Objective:
Reproduce all of the material exactly as shown.

Data provided:
- - - -
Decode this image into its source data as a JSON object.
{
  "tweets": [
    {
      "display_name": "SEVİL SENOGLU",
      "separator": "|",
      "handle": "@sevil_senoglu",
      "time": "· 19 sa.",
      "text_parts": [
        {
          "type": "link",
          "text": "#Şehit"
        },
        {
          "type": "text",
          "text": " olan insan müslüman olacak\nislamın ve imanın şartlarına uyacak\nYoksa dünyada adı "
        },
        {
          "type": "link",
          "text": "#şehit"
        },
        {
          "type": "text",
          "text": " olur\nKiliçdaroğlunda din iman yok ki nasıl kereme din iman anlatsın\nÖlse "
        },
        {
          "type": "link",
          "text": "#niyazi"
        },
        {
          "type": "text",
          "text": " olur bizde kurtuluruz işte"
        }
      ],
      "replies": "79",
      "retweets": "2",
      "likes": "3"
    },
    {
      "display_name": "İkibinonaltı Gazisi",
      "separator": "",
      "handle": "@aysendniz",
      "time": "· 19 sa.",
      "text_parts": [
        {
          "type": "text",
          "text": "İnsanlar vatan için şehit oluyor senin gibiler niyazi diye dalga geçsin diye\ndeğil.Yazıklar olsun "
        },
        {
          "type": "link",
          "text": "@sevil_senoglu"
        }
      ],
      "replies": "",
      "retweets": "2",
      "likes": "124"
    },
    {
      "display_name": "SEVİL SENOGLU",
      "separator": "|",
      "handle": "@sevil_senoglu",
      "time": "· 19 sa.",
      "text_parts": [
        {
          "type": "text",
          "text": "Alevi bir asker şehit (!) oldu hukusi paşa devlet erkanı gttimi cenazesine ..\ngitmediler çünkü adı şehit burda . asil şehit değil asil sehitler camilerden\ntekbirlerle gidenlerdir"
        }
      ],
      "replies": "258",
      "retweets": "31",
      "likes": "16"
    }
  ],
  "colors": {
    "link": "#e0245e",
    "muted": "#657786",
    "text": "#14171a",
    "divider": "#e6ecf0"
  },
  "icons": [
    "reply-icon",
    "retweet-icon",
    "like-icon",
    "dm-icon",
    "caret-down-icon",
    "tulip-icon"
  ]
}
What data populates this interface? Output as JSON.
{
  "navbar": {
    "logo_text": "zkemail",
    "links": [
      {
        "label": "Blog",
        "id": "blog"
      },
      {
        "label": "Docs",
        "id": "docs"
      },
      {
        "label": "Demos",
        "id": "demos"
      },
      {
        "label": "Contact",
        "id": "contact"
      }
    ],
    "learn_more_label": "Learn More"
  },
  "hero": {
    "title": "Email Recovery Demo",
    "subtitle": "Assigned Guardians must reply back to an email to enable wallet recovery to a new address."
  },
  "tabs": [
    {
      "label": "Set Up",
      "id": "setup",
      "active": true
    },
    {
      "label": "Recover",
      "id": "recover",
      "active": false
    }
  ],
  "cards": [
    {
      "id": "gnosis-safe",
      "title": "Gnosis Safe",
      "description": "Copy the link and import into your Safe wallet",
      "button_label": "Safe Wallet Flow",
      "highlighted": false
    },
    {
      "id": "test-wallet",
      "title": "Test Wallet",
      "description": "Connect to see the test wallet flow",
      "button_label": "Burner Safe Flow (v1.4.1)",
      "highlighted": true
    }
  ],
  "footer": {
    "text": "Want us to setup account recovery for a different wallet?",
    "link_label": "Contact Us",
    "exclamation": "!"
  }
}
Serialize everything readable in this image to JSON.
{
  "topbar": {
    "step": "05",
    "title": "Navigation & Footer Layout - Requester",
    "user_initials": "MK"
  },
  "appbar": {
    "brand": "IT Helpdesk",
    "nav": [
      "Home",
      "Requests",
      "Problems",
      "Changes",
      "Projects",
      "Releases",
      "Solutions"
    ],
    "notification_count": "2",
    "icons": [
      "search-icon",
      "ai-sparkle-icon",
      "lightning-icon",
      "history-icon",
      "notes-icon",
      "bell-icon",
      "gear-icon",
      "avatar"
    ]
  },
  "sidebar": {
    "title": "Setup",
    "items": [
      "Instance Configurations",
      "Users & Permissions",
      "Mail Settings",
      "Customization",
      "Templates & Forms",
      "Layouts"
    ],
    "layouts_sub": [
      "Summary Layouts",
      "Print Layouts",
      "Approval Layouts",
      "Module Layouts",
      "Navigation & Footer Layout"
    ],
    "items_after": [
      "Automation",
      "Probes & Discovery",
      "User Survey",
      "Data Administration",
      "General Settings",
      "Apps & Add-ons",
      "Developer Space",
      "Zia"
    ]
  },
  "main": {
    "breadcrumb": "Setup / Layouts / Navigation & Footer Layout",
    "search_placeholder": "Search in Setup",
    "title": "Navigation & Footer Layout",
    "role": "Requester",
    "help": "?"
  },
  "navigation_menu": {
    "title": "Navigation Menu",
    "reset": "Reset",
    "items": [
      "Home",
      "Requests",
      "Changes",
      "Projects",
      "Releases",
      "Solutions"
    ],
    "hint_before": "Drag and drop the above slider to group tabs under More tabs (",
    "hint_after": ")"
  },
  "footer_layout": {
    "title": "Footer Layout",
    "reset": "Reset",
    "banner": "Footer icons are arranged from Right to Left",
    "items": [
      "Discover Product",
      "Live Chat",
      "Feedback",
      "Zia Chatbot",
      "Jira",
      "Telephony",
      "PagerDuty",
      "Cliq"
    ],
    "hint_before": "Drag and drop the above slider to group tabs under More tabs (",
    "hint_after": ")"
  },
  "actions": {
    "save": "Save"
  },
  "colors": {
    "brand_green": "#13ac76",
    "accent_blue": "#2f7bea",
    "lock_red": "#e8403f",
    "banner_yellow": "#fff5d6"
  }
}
- - - -
Exercise result:
Decode this image into its source data as a JSON object.
{
  "tweets": [
    {
      "display_name": "SEVİL SENOGLU",
      "separator": "|",
      "handle": "@sevil_senoglu",
      "time": "· 19 sa.",
      "text_parts": [
        {
          "type": "link",
          "text": "#Şehit"
        },
        {
          "type": "text",
          "text": " olan insan müslüman olacak\nislamın ve imanın şartlarına uyacak\nYoksa dünyada adı "
        },
        {
          "type": "link",
          "text": "#şehit"
        },
        {
          "type": "text",
          "text": " olur\nKiliçdaroğlunda din iman yok ki nasıl kereme din iman anlatsın\nÖlse "
        },
        {
          "type": "link",
          "text": "#niyazi"
        },
        {
          "type": "text",
          "text": " olur bizde kurtuluruz işte"
        }
      ],
      "replies": "79",
      "retweets": "2",
      "likes": "3"
    },
    {
      "display_name": "İkibinonaltı Gazisi",
      "separator": "",
      "handle": "@aysendniz",
      "time": "· 19 sa.",
      "text_parts": [
        {
          "type": "text",
          "text": "İnsanlar vatan için şehit oluyor senin gibiler niyazi diye dalga geçsin diye\ndeğil.Yazıklar olsun "
        },
        {
          "type": "link",
          "text": "@sevil_senoglu"
        }
      ],
      "replies": "",
      "retweets": "2",
      "likes": "124"
    },
    {
      "display_name": "SEVİL SENOGLU",
      "separator": "|",
      "handle": "@sevil_senoglu",
      "time": "· 19 sa.",
      "text_parts": [
        {
          "type": "text",
          "text": "Alevi bir asker şehit (!) oldu hukusi paşa devlet erkanı gttimi cenazesine ..\ngitmediler çünkü adı şehit burda . asil şehit değil asil sehitler camilerden\ntekbirlerle gidenlerdir"
        }
      ],
      "replies": "258",
      "retweets": "31",
      "likes": "16"
    }
  ],
  "colors": {
    "link": "#e0245e",
    "muted": "#657786",
    "text": "#14171a",
    "divider": "#e6ecf0"
  },
  "icons": [
    "reply-icon",
    "retweet-icon",
    "like-icon",
    "dm-icon",
    "caret-down-icon",
    "tulip-icon"
  ]
}
What data populates this interface? Output as JSON.
{
  "navbar": {
    "logo_text": "zkemail",
    "links": [
      {
        "label": "Blog",
        "id": "blog"
      },
      {
        "label": "Docs",
        "id": "docs"
      },
      {
        "label": "Demos",
        "id": "demos"
      },
      {
        "label": "Contact",
        "id": "contact"
      }
    ],
    "learn_more_label": "Learn More"
  },
  "hero": {
    "title": "Email Recovery Demo",
    "subtitle": "Assigned Guardians must reply back to an email to enable wallet recovery to a new address."
  },
  "tabs": [
    {
      "label": "Set Up",
      "id": "setup",
      "active": true
    },
    {
      "label": "Recover",
      "id": "recover",
      "active": false
    }
  ],
  "cards": [
    {
      "id": "gnosis-safe",
      "title": "Gnosis Safe",
      "description": "Copy the link and import into your Safe wallet",
      "button_label": "Safe Wallet Flow",
      "highlighted": false
    },
    {
      "id": "test-wallet",
      "title": "Test Wallet",
      "description": "Connect to see the test wallet flow",
      "button_label": "Burner Safe Flow (v1.4.1)",
      "highlighted": true
    }
  ],
  "footer": {
    "text": "Want us to setup account recovery for a different wallet?",
    "link_label": "Contact Us",
    "exclamation": "!"
  }
}
Serialize everything readable in this image to JSON.
{
  "topbar": {
    "step": "05",
    "title": "Navigation & Footer Layout - Requester",
    "user_initials": "MK"
  },
  "appbar": {
    "brand": "IT Helpdesk",
    "nav": [
      "Home",
      "Requests",
      "Problems",
      "Changes",
      "Projects",
      "Releases",
      "Solutions"
    ],
    "notification_count": "2",
    "icons": [
      "search-icon",
      "ai-sparkle-icon",
      "lightning-icon",
      "history-icon",
      "notes-icon",
      "bell-icon",
      "gear-icon",
      "avatar"
    ]
  },
  "sidebar": {
    "title": "Setup",
    "items": [
      "Instance Configurations",
      "Users & Permissions",
      "Mail Settings",
      "Customization",
      "Templates & Forms",
      "Layouts"
    ],
    "layouts_sub": [
      "Summary Layouts",
      "Print Layouts",
      "Approval Layouts",
      "Module Layouts",
      "Navigation & Footer Layout"
    ],
    "items_after": [
      "Automation",
      "Probes & Discovery",
      "User Survey",
      "Data Administration",
      "General Settings",
      "Apps & Add-ons",
      "Developer Space",
      "Zia"
    ]
  },
  "main": {
    "breadcrumb": "Setup / Layouts / Navigation & Footer Layout",
    "search_placeholder": "Search in Setup",
    "title": "Navigation & Footer Layout",
    "role": "Requester",
    "help": "?"
  },
  "navigation_menu": {
    "title": "Navigation Menu",
    "reset": "Reset",
    "items": [
      "Home",
      "Requests",
      "Changes",
      "Projects",
      "Releases",
      "Solutions"
    ],
    "hint_before": "Drag and drop the above slider to group tabs under More tabs (",
    "hint_after": ")"
  },
  "footer_layout": {
    "title": "Footer Layout",
    "reset": "Reset",
    "banner": "Footer icons are arranged from Right to Left",
    "items": [
      "Discover Product",
      "Live Chat",
      "Feedback",
      "Zia Chatbot",
      "Jira",
      "Telephony",
      "PagerDuty",
      "Cliq"
    ],
    "hint_before": "Drag and drop the above slider to group tabs under More tabs (",
    "hint_after": ")"
  },
  "actions": {
    "save": "Save"
  },
  "colors": {
    "brand_green": "#13ac76",
    "accent_blue": "#2f7bea",
    "lock_red": "#e8403f",
    "banner_yellow": "#fff5d6"
  }
}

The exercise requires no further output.